* start Provided records *
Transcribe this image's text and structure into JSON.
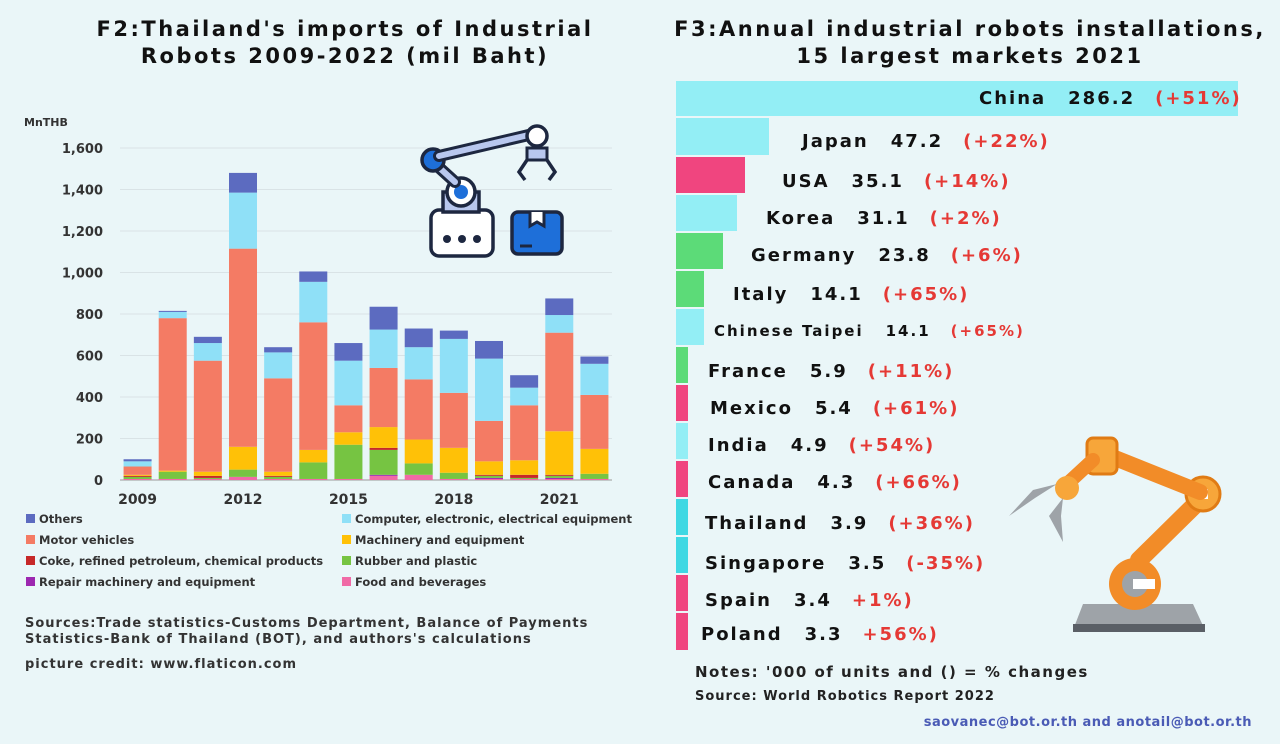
{
  "f2": {
    "title_line1": "F2:Thailand's imports of Industrial",
    "title_line2": "Robots 2009-2022 (mil Baht)",
    "unit": "MnTHB",
    "sources": "Sources:Trade statistics-Customs Department, Balance of Payments Statistics-Bank of Thailand (BOT), and authors's calculations",
    "credit": "picture credit: www.flaticon.com"
  },
  "f3": {
    "title_line1": "F3:Annual industrial robots installations,",
    "title_line2": "15 largest markets 2021",
    "notes": "Notes: '000 of units and () = % changes",
    "source": "Source: World Robotics Report 2022"
  },
  "contact": "saovanec@bot.or.th and anotail@bot.or.th",
  "colors": {
    "others": "#5c6bc0",
    "motor": "#f47b64",
    "coke": "#c62828",
    "repair": "#9c27b0",
    "computer": "#8fe0f7",
    "machinery": "#ffc107",
    "rubber": "#76c442",
    "food": "#f06aa6"
  },
  "chart_data": [
    {
      "type": "bar",
      "stacked": true,
      "ylabel": "MnTHB",
      "ylim": [
        0,
        1600
      ],
      "yticks": [
        "0",
        "200",
        "400",
        "600",
        "800",
        "1,000",
        "1,200",
        "1,400",
        "1,600"
      ],
      "x": [
        2009,
        2010,
        2011,
        2012,
        2013,
        2014,
        2015,
        2016,
        2017,
        2018,
        2019,
        2020,
        2021,
        2022
      ],
      "xtick_labels": [
        "2009",
        "2012",
        "2015",
        "2018",
        "2021"
      ],
      "legend": "bottom",
      "series": [
        {
          "name": "Food and beverages",
          "color_key": "food",
          "values": [
            5,
            5,
            5,
            15,
            5,
            5,
            5,
            20,
            25,
            5,
            5,
            5,
            5,
            5
          ]
        },
        {
          "name": "Repair machinery and equipment",
          "color_key": "repair",
          "values": [
            0,
            0,
            0,
            0,
            0,
            0,
            0,
            5,
            0,
            0,
            5,
            0,
            5,
            0
          ]
        },
        {
          "name": "Rubber and plastic",
          "color_key": "rubber",
          "values": [
            10,
            35,
            5,
            35,
            10,
            80,
            165,
            120,
            55,
            30,
            10,
            5,
            10,
            25
          ]
        },
        {
          "name": "Coke, refined petroleum, chemical products",
          "color_key": "coke",
          "values": [
            5,
            0,
            10,
            0,
            5,
            0,
            0,
            10,
            0,
            0,
            5,
            15,
            5,
            0
          ]
        },
        {
          "name": "Machinery and equipment",
          "color_key": "machinery",
          "values": [
            5,
            5,
            20,
            110,
            20,
            60,
            60,
            100,
            115,
            120,
            65,
            70,
            210,
            120
          ]
        },
        {
          "name": "Motor vehicles",
          "color_key": "motor",
          "values": [
            40,
            735,
            535,
            955,
            450,
            615,
            130,
            285,
            290,
            265,
            195,
            265,
            475,
            260
          ]
        },
        {
          "name": "Computer, electronic, electrical equipment",
          "color_key": "computer",
          "values": [
            25,
            30,
            85,
            270,
            125,
            195,
            215,
            185,
            155,
            260,
            300,
            85,
            85,
            150
          ]
        },
        {
          "name": "Others",
          "color_key": "others",
          "values": [
            10,
            5,
            30,
            95,
            25,
            50,
            85,
            110,
            90,
            40,
            85,
            60,
            80,
            35
          ]
        }
      ]
    },
    {
      "type": "bar",
      "orientation": "horizontal",
      "unit": "'000 of units",
      "categories": [
        "China",
        "Japan",
        "USA",
        "Korea",
        "Germany",
        "Italy",
        "Chinese Taipei",
        "France",
        "Mexico",
        "India",
        "Canada",
        "Thailand",
        "Singapore",
        "Spain",
        "Poland"
      ],
      "values": [
        286.2,
        47.2,
        35.1,
        31.1,
        23.8,
        14.1,
        14.1,
        5.9,
        5.4,
        4.9,
        4.3,
        3.9,
        3.5,
        3.4,
        3.3
      ],
      "value_labels": [
        "286.2",
        "47.2",
        "35.1",
        "31.1",
        "23.8",
        "14.1",
        "14.1",
        "5.9",
        "5.4",
        "4.9",
        "4.3",
        "3.9",
        "3.5",
        "3.4",
        "3.3"
      ],
      "changes": [
        "(+51%)",
        "(+22%)",
        "(+14%)",
        "(+2%)",
        "(+6%)",
        "(+65%)",
        "(+65%)",
        "(+11%)",
        "(+61%)",
        "(+54%)",
        "(+66%)",
        "(+36%)",
        "(-35%)",
        "+1%)",
        "+56%)"
      ],
      "bar_colors": [
        "#93eef5",
        "#93eef5",
        "#f0457f",
        "#93eef5",
        "#5cdb78",
        "#5cdb78",
        "#93eef5",
        "#5cdb78",
        "#f0457f",
        "#93eef5",
        "#f0457f",
        "#3fd8e3",
        "#3fd8e3",
        "#f0457f",
        "#f0457f"
      ]
    }
  ]
}
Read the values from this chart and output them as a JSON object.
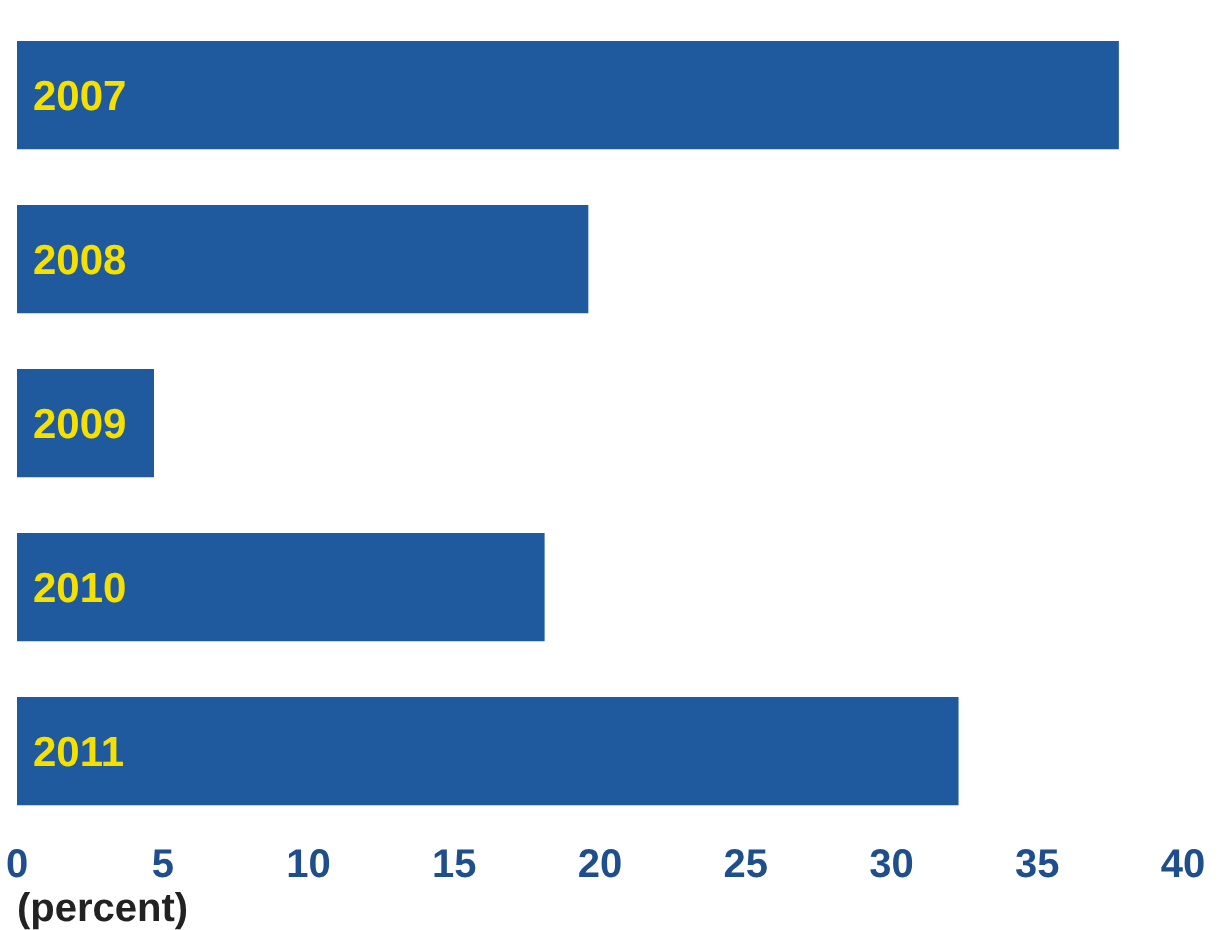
{
  "chart_data": {
    "type": "bar",
    "orientation": "horizontal",
    "categories": [
      "2007",
      "2008",
      "2009",
      "2010",
      "2011"
    ],
    "values": [
      37.8,
      19.6,
      4.7,
      18.1,
      32.3
    ],
    "color": "#1f5a9e",
    "xlim": [
      0,
      40
    ],
    "xticks": [
      0,
      5,
      10,
      15,
      20,
      25,
      30,
      35,
      40
    ],
    "xlabel": "(percent)",
    "grid": false,
    "tick_labels": "x"
  }
}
* end Provided records *
**Directions**
Restate the records word for word, omitting images.

**Solved problem**
Transcribe this image's text and structure into JSON.
{
  "f2": {
    "title_line1": "F2:Thailand's imports of Industrial",
    "title_line2": "Robots 2009-2022 (mil Baht)",
    "unit": "MnTHB",
    "sources": "Sources:Trade statistics-Customs Department, Balance of Payments Statistics-Bank of Thailand (BOT), and authors's calculations",
    "credit": "picture credit: www.flaticon.com"
  },
  "f3": {
    "title_line1": "F3:Annual industrial robots installations,",
    "title_line2": "15 largest markets 2021",
    "notes": "Notes: '000 of units and () = % changes",
    "source": "Source: World Robotics Report 2022"
  },
  "contact": "saovanec@bot.or.th and anotail@bot.or.th",
  "colors": {
    "others": "#5c6bc0",
    "motor": "#f47b64",
    "coke": "#c62828",
    "repair": "#9c27b0",
    "computer": "#8fe0f7",
    "machinery": "#ffc107",
    "rubber": "#76c442",
    "food": "#f06aa6"
  },
  "chart_data": [
    {
      "type": "bar",
      "stacked": true,
      "ylabel": "MnTHB",
      "ylim": [
        0,
        1600
      ],
      "yticks": [
        "0",
        "200",
        "400",
        "600",
        "800",
        "1,000",
        "1,200",
        "1,400",
        "1,600"
      ],
      "x": [
        2009,
        2010,
        2011,
        2012,
        2013,
        2014,
        2015,
        2016,
        2017,
        2018,
        2019,
        2020,
        2021,
        2022
      ],
      "xtick_labels": [
        "2009",
        "2012",
        "2015",
        "2018",
        "2021"
      ],
      "legend": "bottom",
      "series": [
        {
          "name": "Food and beverages",
          "color_key": "food",
          "values": [
            5,
            5,
            5,
            15,
            5,
            5,
            5,
            20,
            25,
            5,
            5,
            5,
            5,
            5
          ]
        },
        {
          "name": "Repair machinery and equipment",
          "color_key": "repair",
          "values": [
            0,
            0,
            0,
            0,
            0,
            0,
            0,
            5,
            0,
            0,
            5,
            0,
            5,
            0
          ]
        },
        {
          "name": "Rubber and plastic",
          "color_key": "rubber",
          "values": [
            10,
            35,
            5,
            35,
            10,
            80,
            165,
            120,
            55,
            30,
            10,
            5,
            10,
            25
          ]
        },
        {
          "name": "Coke, refined petroleum, chemical products",
          "color_key": "coke",
          "values": [
            5,
            0,
            10,
            0,
            5,
            0,
            0,
            10,
            0,
            0,
            5,
            15,
            5,
            0
          ]
        },
        {
          "name": "Machinery and equipment",
          "color_key": "machinery",
          "values": [
            5,
            5,
            20,
            110,
            20,
            60,
            60,
            100,
            115,
            120,
            65,
            70,
            210,
            120
          ]
        },
        {
          "name": "Motor vehicles",
          "color_key": "motor",
          "values": [
            40,
            735,
            535,
            955,
            450,
            615,
            130,
            285,
            290,
            265,
            195,
            265,
            475,
            260
          ]
        },
        {
          "name": "Computer, electronic, electrical equipment",
          "color_key": "computer",
          "values": [
            25,
            30,
            85,
            270,
            125,
            195,
            215,
            185,
            155,
            260,
            300,
            85,
            85,
            150
          ]
        },
        {
          "name": "Others",
          "color_key": "others",
          "values": [
            10,
            5,
            30,
            95,
            25,
            50,
            85,
            110,
            90,
            40,
            85,
            60,
            80,
            35
          ]
        }
      ]
    },
    {
      "type": "bar",
      "orientation": "horizontal",
      "unit": "'000 of units",
      "categories": [
        "China",
        "Japan",
        "USA",
        "Korea",
        "Germany",
        "Italy",
        "Chinese Taipei",
        "France",
        "Mexico",
        "India",
        "Canada",
        "Thailand",
        "Singapore",
        "Spain",
        "Poland"
      ],
      "values": [
        286.2,
        47.2,
        35.1,
        31.1,
        23.8,
        14.1,
        14.1,
        5.9,
        5.4,
        4.9,
        4.3,
        3.9,
        3.5,
        3.4,
        3.3
      ],
      "value_labels": [
        "286.2",
        "47.2",
        "35.1",
        "31.1",
        "23.8",
        "14.1",
        "14.1",
        "5.9",
        "5.4",
        "4.9",
        "4.3",
        "3.9",
        "3.5",
        "3.4",
        "3.3"
      ],
      "changes": [
        "(+51%)",
        "(+22%)",
        "(+14%)",
        "(+2%)",
        "(+6%)",
        "(+65%)",
        "(+65%)",
        "(+11%)",
        "(+61%)",
        "(+54%)",
        "(+66%)",
        "(+36%)",
        "(-35%)",
        "+1%)",
        "+56%)"
      ],
      "bar_colors": [
        "#93eef5",
        "#93eef5",
        "#f0457f",
        "#93eef5",
        "#5cdb78",
        "#5cdb78",
        "#93eef5",
        "#5cdb78",
        "#f0457f",
        "#93eef5",
        "#f0457f",
        "#3fd8e3",
        "#3fd8e3",
        "#f0457f",
        "#f0457f"
      ]
    }
  ]
}
Read the values from this chart and output them as a JSON object.
{
  "chart_data": {
    "type": "bar",
    "orientation": "horizontal",
    "categories": [
      "2007",
      "2008",
      "2009",
      "2010",
      "2011"
    ],
    "values": [
      37.8,
      19.6,
      4.7,
      18.1,
      32.3
    ],
    "color": "#1f5a9e",
    "xlim": [
      0,
      40
    ],
    "xticks": [
      0,
      5,
      10,
      15,
      20,
      25,
      30,
      35,
      40
    ],
    "xlabel": "(percent)",
    "grid": false,
    "tick_labels": "x"
  }
}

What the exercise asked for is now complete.